[Extracted data entries]

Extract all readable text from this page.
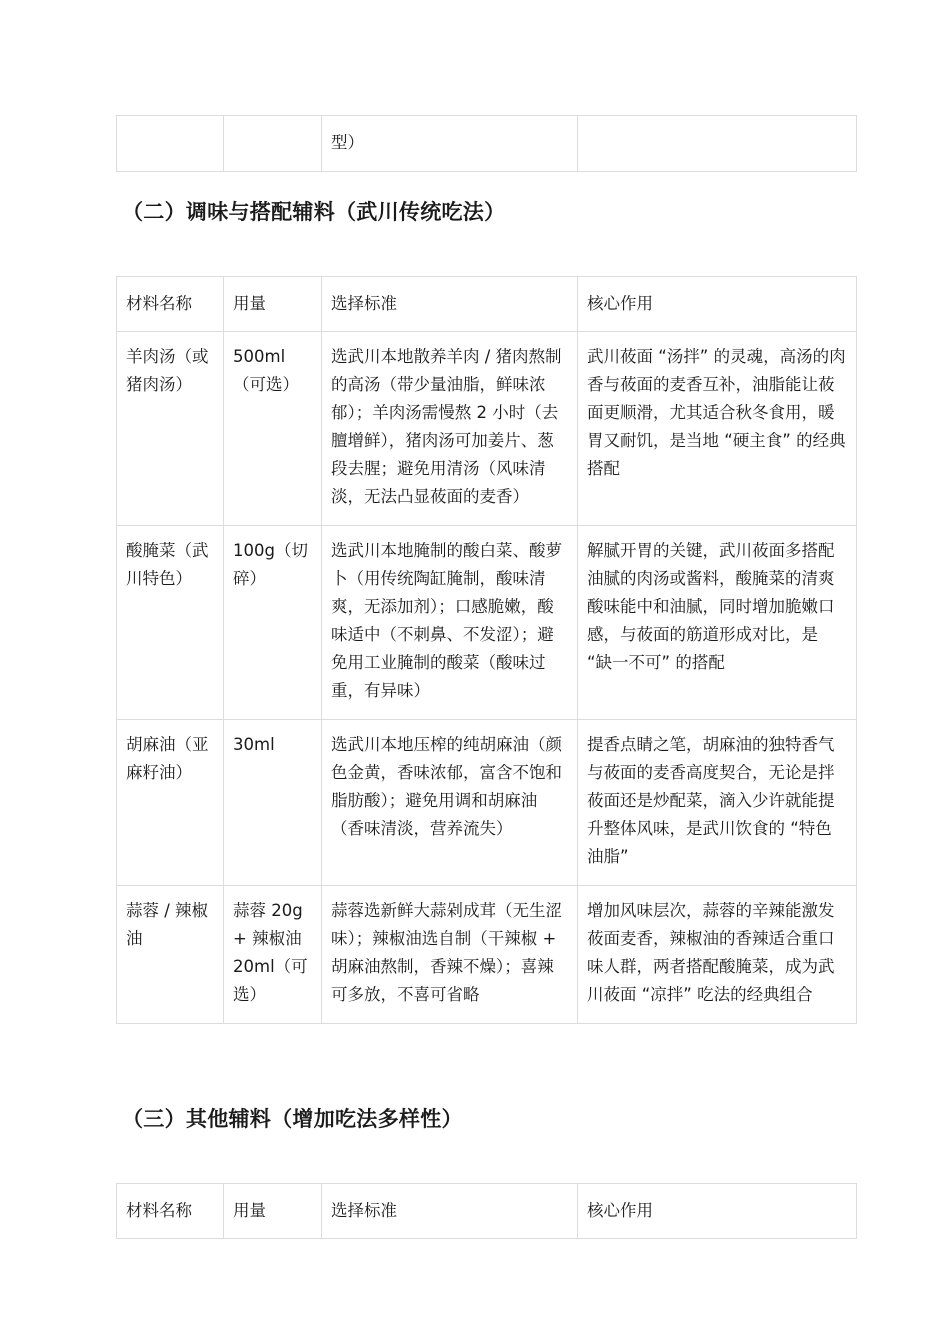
		型）	
（二）调味与搭配辅料（武川传统吃法）
材料名称	用量	选择标准	核心作用
羊肉汤（或猪肉汤）	500ml（可选）	选武川本地散养羊肉 / 猪肉熬制的高汤（带少量油脂，鲜味浓郁）；羊肉汤需慢熬 2 小时（去膻增鲜），猪肉汤可加姜片、葱段去腥；避免用清汤（风味清淡，无法凸显莜面的麦香）	武川莜面 “汤拌” 的灵魂，高汤的肉香与莜面的麦香互补，油脂能让莜面更顺滑，尤其适合秋冬食用，暖胃又耐饥，是当地 “硬主食” 的经典搭配
酸腌菜（武川特色）	100g（切碎）	选武川本地腌制的酸白菜、酸萝卜（用传统陶缸腌制，酸味清爽，无添加剂）；口感脆嫩，酸味适中（不刺鼻、不发涩）；避免用工业腌制的酸菜（酸味过重，有异味）	解腻开胃的关键，武川莜面多搭配油腻的肉汤或酱料，酸腌菜的清爽酸味能中和油腻，同时增加脆嫩口感，与莜面的筋道形成对比，是 “缺一不可” 的搭配
胡麻油（亚麻籽油）	30ml	选武川本地压榨的纯胡麻油（颜色金黄，香味浓郁，富含不饱和脂肪酸）；避免用调和胡麻油（香味清淡，营养流失）	提香点睛之笔，胡麻油的独特香气与莜面的麦香高度契合，无论是拌莜面还是炒配菜，滴入少许就能提升整体风味，是武川饮食的 “特色油脂”
蒜蓉 / 辣椒油	蒜蓉 20g + 辣椒油 20ml（可选）	蒜蓉选新鲜大蒜剁成茸（无生涩味）；辣椒油选自制（干辣椒 + 胡麻油熬制，香辣不燥）；喜辣可多放，不喜可省略	增加风味层次，蒜蓉的辛辣能激发莜面麦香，辣椒油的香辣适合重口味人群，两者搭配酸腌菜，成为武川莜面 “凉拌” 吃法的经典组合
（三）其他辅料（增加吃法多样性）
材料名称	用量	选择标准	核心作用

● What the task asks
Can you restate all the records above word for word while dropping the pictures?

● Final answer
Extract all readable text from this page.
		型）	
（二）调味与搭配辅料（武川传统吃法）
材料名称	用量	选择标准	核心作用
羊肉汤（或猪肉汤）	500ml（可选）	选武川本地散养羊肉 / 猪肉熬制的高汤（带少量油脂，鲜味浓郁）；羊肉汤需慢熬 2 小时（去膻增鲜），猪肉汤可加姜片、葱段去腥；避免用清汤（风味清淡，无法凸显莜面的麦香）	武川莜面 “汤拌” 的灵魂，高汤的肉香与莜面的麦香互补，油脂能让莜面更顺滑，尤其适合秋冬食用，暖胃又耐饥，是当地 “硬主食” 的经典搭配
酸腌菜（武川特色）	100g（切碎）	选武川本地腌制的酸白菜、酸萝卜（用传统陶缸腌制，酸味清爽，无添加剂）；口感脆嫩，酸味适中（不刺鼻、不发涩）；避免用工业腌制的酸菜（酸味过重，有异味）	解腻开胃的关键，武川莜面多搭配油腻的肉汤或酱料，酸腌菜的清爽酸味能中和油腻，同时增加脆嫩口感，与莜面的筋道形成对比，是 “缺一不可” 的搭配
胡麻油（亚麻籽油）	30ml	选武川本地压榨的纯胡麻油（颜色金黄，香味浓郁，富含不饱和脂肪酸）；避免用调和胡麻油（香味清淡，营养流失）	提香点睛之笔，胡麻油的独特香气与莜面的麦香高度契合，无论是拌莜面还是炒配菜，滴入少许就能提升整体风味，是武川饮食的 “特色油脂”
蒜蓉 / 辣椒油	蒜蓉 20g + 辣椒油 20ml（可选）	蒜蓉选新鲜大蒜剁成茸（无生涩味）；辣椒油选自制（干辣椒 + 胡麻油熬制，香辣不燥）；喜辣可多放，不喜可省略	增加风味层次，蒜蓉的辛辣能激发莜面麦香，辣椒油的香辣适合重口味人群，两者搭配酸腌菜，成为武川莜面 “凉拌” 吃法的经典组合
（三）其他辅料（增加吃法多样性）
材料名称	用量	选择标准	核心作用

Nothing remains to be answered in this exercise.